Count the lines that hold the string "tiendas". Reply with the number alone.

**Data entries**
--------------------------------

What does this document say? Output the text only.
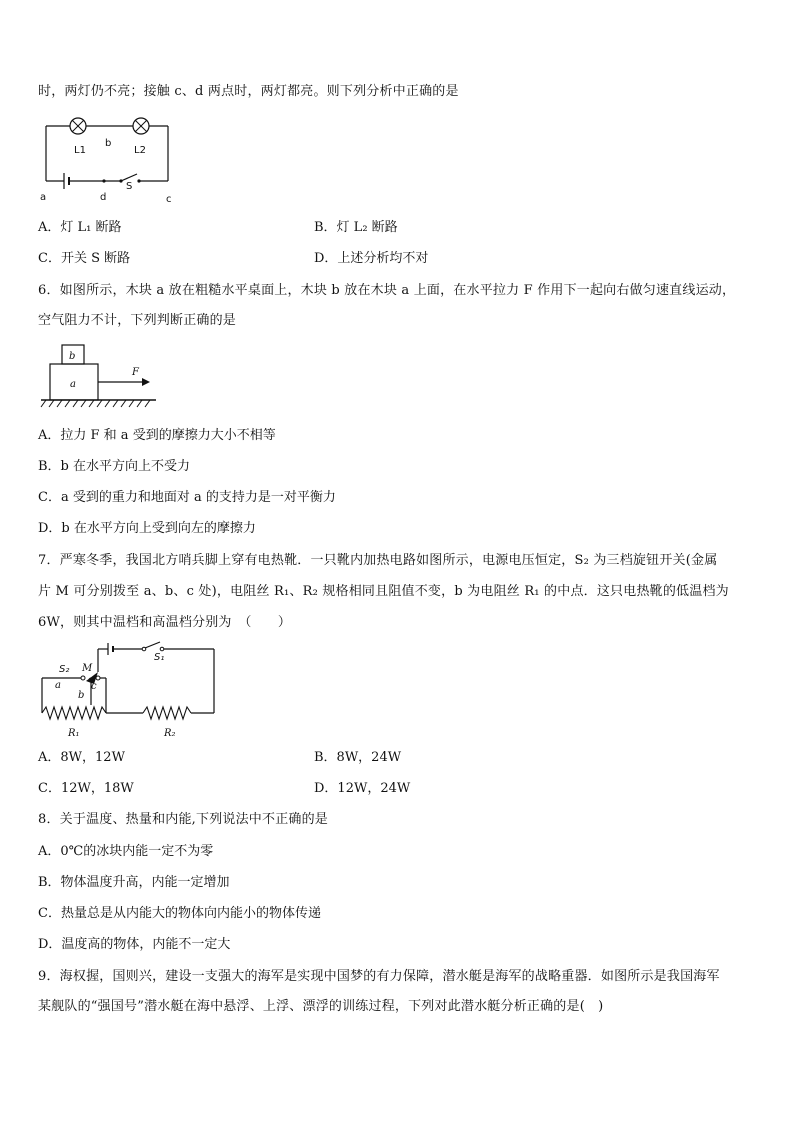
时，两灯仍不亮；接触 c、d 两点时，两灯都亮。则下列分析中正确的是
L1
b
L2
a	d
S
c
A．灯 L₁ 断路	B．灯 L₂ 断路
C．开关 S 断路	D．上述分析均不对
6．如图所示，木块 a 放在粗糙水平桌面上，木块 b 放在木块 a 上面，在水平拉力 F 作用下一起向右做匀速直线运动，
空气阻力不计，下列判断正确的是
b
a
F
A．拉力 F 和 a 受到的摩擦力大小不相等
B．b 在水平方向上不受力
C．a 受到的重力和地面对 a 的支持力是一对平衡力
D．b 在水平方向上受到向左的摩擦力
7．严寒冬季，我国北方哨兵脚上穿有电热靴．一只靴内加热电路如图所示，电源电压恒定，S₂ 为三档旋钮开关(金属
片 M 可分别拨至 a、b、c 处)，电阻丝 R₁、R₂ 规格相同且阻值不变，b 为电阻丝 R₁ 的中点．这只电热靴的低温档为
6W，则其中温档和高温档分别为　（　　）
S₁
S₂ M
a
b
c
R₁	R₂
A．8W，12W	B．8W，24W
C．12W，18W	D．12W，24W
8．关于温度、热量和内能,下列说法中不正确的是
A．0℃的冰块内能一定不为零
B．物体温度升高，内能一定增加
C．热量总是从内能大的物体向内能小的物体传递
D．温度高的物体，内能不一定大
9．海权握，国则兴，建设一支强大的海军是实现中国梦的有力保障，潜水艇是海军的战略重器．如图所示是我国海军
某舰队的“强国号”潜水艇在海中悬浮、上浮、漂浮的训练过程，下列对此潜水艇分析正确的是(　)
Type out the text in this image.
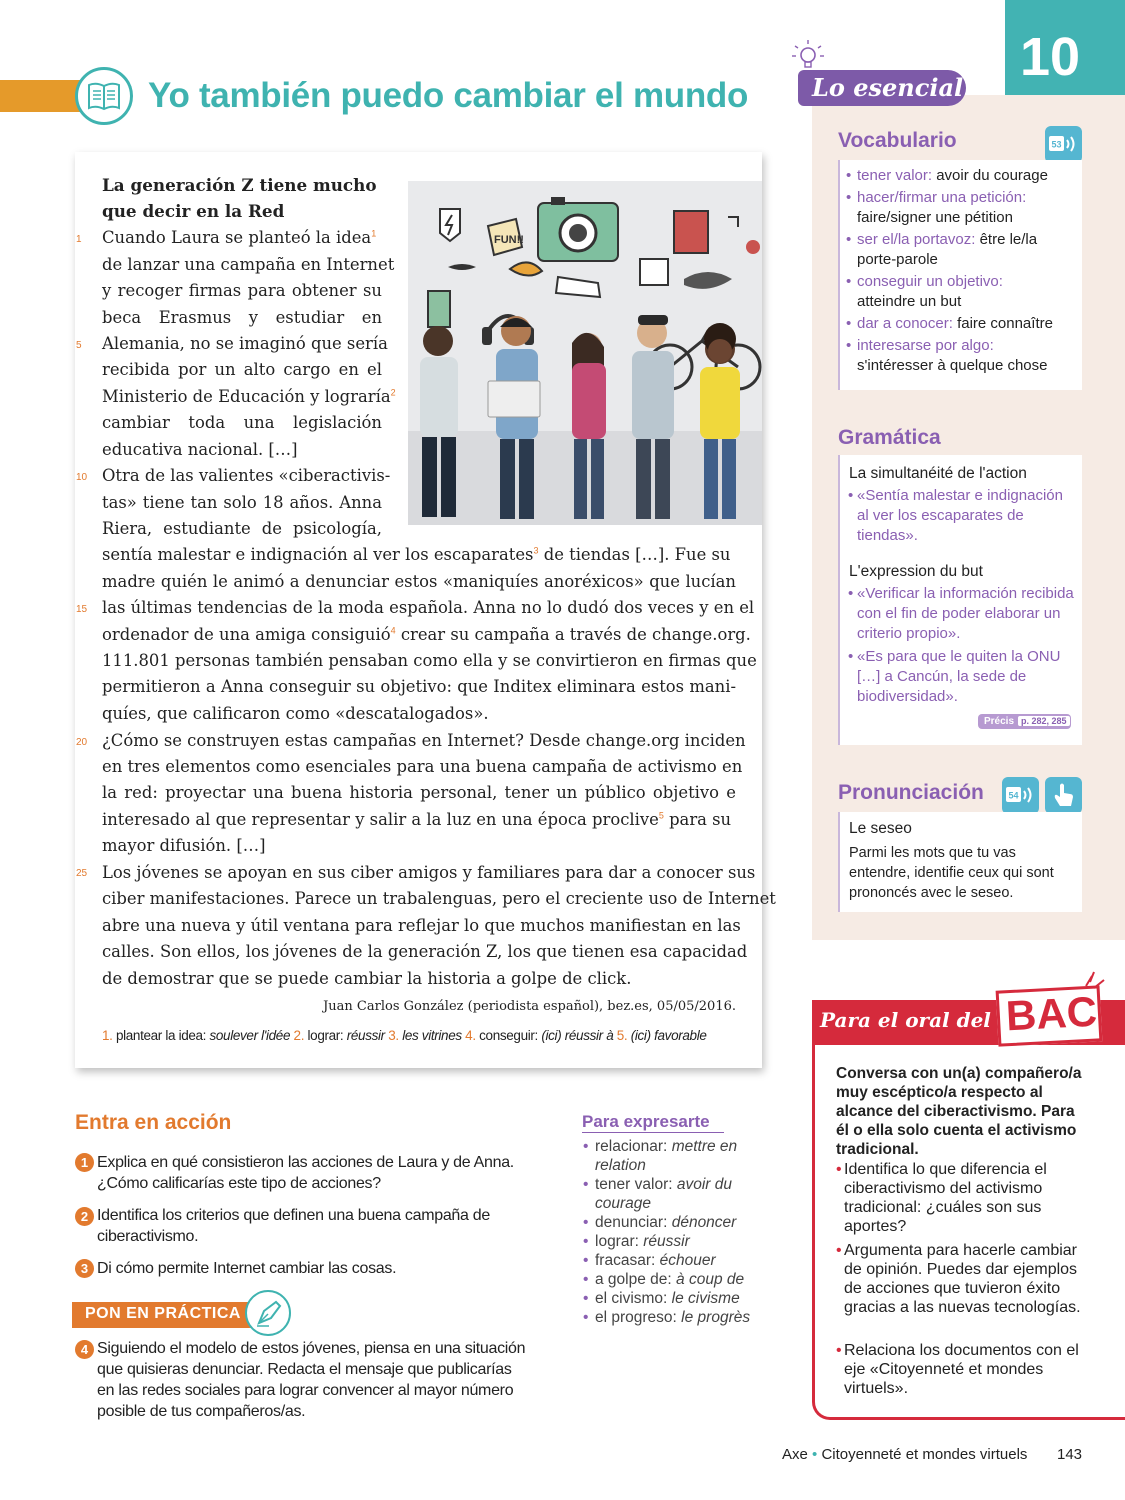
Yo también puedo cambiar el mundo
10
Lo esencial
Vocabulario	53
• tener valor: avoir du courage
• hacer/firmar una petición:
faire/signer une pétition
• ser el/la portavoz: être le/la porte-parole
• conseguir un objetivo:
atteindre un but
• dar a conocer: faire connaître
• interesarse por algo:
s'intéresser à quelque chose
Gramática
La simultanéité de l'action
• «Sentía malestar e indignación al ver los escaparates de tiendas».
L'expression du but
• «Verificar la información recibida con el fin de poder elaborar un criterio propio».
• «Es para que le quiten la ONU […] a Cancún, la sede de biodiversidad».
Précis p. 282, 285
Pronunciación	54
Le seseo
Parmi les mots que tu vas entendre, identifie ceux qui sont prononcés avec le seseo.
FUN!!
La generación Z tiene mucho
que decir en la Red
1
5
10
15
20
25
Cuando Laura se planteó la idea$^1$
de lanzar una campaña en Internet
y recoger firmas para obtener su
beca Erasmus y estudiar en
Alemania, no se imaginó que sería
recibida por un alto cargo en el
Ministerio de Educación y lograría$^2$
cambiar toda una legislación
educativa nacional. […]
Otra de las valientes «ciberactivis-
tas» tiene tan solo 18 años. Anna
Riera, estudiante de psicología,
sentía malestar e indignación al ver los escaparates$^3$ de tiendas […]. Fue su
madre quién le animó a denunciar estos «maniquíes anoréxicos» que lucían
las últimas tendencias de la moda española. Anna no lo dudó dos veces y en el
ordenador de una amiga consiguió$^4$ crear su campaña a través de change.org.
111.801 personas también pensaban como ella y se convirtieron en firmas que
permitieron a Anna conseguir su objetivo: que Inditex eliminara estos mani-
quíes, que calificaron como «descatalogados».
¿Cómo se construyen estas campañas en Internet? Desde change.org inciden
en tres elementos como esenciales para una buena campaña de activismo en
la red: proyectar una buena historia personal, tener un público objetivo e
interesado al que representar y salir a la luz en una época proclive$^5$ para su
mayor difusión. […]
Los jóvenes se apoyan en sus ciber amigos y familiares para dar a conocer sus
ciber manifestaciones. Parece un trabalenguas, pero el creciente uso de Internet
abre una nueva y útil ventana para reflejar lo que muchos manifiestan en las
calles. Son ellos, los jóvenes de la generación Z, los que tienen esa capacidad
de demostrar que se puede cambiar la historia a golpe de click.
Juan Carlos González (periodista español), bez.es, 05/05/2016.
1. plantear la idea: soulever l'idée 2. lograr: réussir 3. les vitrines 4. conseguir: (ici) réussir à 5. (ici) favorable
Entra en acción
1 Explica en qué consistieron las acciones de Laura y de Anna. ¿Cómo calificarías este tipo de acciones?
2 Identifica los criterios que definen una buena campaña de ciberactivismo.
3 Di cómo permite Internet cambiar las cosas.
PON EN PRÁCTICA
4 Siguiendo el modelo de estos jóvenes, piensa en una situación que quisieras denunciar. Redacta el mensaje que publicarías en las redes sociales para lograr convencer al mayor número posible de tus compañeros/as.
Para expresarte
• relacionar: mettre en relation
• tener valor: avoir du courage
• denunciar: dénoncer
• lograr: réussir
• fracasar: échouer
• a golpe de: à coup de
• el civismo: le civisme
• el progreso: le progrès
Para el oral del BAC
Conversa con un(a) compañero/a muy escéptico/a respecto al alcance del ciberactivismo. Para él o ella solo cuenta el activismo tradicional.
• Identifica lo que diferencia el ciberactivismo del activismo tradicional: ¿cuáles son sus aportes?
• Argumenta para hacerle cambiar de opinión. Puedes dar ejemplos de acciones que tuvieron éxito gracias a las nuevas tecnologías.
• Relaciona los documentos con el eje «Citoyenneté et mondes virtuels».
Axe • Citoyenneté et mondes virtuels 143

--------------------------------

**Output**
2